>> Begin Dataset rows

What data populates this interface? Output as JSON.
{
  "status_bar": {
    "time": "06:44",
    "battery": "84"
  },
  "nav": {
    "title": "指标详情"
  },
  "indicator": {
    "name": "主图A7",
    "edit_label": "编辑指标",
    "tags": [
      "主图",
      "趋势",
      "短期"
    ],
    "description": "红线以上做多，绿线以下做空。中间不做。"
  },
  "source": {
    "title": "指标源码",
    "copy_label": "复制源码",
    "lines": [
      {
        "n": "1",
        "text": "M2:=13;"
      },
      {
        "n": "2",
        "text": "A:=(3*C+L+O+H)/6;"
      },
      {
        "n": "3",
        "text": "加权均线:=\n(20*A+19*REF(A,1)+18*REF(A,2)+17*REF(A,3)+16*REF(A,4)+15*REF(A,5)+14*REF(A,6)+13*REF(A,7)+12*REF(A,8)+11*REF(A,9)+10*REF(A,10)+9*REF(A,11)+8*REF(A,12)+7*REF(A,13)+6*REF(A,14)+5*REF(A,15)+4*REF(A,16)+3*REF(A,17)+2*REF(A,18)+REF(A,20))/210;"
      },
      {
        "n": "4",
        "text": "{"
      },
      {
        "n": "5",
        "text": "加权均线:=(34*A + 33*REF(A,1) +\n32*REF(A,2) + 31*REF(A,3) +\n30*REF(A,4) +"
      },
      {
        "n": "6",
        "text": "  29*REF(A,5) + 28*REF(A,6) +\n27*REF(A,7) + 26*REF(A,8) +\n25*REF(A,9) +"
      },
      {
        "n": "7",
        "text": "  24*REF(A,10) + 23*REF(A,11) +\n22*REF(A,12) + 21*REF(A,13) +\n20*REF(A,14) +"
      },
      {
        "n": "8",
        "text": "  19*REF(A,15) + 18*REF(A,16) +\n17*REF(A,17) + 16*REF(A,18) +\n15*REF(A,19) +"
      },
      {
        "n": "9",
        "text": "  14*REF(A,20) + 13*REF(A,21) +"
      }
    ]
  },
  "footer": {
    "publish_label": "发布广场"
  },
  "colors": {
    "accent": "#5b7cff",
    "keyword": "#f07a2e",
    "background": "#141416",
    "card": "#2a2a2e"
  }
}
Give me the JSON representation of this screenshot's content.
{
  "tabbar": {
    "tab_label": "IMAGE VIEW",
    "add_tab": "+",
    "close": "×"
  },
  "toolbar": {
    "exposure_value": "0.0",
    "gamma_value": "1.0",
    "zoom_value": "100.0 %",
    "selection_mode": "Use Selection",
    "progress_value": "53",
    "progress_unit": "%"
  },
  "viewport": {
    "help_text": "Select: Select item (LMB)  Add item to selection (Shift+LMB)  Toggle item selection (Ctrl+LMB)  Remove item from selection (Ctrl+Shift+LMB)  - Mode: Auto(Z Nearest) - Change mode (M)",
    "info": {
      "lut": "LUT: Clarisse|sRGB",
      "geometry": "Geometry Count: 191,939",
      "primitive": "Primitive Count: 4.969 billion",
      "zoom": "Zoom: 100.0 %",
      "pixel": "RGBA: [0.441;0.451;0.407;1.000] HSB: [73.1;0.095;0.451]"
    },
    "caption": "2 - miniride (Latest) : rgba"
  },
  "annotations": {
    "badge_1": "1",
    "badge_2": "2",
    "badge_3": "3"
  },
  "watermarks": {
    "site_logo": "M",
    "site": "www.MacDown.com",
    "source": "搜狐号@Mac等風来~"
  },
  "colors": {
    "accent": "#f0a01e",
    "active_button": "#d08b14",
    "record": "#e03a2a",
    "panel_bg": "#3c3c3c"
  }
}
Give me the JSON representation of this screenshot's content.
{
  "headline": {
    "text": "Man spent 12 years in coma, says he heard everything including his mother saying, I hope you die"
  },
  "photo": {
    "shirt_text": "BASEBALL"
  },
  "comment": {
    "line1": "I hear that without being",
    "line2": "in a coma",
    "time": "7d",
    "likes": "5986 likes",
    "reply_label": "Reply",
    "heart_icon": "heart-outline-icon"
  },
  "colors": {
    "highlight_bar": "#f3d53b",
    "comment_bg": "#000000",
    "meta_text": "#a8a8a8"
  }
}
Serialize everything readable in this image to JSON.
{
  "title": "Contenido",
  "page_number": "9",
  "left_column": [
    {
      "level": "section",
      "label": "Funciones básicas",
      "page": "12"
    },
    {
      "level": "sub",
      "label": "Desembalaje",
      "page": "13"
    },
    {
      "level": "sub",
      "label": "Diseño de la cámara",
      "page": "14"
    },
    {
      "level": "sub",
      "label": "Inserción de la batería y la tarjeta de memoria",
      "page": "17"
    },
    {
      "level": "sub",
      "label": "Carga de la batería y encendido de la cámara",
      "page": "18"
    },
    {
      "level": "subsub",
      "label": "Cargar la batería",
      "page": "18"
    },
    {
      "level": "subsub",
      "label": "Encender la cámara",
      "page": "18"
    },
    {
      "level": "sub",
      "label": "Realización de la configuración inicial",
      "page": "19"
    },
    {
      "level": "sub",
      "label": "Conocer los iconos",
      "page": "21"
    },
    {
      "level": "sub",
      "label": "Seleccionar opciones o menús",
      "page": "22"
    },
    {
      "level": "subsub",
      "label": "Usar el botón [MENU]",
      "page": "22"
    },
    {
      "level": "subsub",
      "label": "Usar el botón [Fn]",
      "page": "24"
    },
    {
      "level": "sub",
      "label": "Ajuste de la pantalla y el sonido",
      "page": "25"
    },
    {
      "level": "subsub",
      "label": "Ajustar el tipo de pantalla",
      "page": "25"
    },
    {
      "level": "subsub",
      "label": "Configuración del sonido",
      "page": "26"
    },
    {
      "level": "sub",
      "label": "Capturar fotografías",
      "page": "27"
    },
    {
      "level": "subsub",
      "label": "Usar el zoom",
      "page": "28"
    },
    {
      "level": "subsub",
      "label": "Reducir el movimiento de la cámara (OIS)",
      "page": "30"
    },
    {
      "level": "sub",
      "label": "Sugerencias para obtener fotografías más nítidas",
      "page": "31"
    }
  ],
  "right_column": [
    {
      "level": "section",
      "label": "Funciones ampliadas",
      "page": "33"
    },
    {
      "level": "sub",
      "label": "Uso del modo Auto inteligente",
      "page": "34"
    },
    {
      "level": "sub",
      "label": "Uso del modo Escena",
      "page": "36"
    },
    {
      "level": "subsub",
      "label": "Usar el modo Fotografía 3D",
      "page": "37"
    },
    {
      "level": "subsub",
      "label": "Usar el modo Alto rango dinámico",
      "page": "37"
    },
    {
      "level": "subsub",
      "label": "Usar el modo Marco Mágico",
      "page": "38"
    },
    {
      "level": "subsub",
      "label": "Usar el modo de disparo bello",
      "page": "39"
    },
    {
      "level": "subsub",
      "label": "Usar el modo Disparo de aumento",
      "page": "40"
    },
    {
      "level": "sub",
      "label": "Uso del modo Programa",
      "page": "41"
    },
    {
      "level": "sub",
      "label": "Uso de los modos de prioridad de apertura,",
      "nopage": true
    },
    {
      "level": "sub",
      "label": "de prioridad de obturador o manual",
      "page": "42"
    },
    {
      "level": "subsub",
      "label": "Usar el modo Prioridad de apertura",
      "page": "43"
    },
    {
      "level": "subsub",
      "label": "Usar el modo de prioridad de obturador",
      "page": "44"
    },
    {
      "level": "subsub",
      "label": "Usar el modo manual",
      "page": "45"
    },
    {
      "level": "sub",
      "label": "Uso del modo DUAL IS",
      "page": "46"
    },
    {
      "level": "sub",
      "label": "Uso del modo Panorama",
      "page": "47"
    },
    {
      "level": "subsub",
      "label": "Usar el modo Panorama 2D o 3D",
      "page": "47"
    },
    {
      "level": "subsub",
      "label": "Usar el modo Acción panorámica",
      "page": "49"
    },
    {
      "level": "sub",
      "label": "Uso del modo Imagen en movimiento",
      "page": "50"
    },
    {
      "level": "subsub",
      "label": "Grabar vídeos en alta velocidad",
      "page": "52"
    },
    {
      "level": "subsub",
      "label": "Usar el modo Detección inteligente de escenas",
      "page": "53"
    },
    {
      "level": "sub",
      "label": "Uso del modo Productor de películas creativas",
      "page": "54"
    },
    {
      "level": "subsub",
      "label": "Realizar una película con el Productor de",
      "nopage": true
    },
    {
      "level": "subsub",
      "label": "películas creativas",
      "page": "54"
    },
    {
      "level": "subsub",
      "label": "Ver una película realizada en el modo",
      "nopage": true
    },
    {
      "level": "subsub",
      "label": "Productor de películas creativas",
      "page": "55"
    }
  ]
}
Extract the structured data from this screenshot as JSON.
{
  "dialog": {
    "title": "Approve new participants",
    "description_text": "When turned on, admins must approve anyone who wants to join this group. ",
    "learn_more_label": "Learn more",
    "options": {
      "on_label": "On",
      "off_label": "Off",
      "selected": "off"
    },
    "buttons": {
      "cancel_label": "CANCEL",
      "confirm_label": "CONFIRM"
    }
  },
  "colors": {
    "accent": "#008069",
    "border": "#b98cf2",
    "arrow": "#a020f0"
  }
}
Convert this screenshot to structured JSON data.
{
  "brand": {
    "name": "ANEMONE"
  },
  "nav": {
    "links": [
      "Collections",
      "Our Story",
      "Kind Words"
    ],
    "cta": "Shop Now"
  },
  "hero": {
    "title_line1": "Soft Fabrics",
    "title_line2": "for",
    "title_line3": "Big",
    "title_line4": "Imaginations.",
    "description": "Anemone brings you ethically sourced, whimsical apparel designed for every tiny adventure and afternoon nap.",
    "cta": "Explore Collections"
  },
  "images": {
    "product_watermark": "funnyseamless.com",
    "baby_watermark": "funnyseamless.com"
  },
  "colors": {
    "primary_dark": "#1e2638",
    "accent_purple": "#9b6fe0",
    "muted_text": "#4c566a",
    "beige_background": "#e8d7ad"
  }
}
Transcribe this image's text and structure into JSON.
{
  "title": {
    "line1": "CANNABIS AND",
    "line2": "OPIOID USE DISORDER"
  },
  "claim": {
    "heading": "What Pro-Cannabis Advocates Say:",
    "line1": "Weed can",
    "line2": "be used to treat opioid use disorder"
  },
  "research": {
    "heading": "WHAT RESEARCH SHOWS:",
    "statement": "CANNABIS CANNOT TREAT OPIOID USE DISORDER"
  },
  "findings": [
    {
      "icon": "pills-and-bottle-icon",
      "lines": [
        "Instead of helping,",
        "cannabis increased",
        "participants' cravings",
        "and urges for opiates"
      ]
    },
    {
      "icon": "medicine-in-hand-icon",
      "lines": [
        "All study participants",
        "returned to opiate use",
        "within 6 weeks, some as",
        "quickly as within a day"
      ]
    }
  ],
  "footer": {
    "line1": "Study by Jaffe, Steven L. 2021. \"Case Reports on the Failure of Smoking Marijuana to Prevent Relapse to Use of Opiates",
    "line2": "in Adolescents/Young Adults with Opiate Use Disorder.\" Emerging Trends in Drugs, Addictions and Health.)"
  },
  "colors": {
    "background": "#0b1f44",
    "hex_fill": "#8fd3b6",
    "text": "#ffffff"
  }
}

>> End Dataset rows

#### Exercise requirements:
Take every line from the data that contains the word "Productor".

#### Exercise output:
      "label": "Uso del modo Productor de películas creativas",
      "label": "Realizar una película con el Productor de",
      "label": "Productor de películas creativas",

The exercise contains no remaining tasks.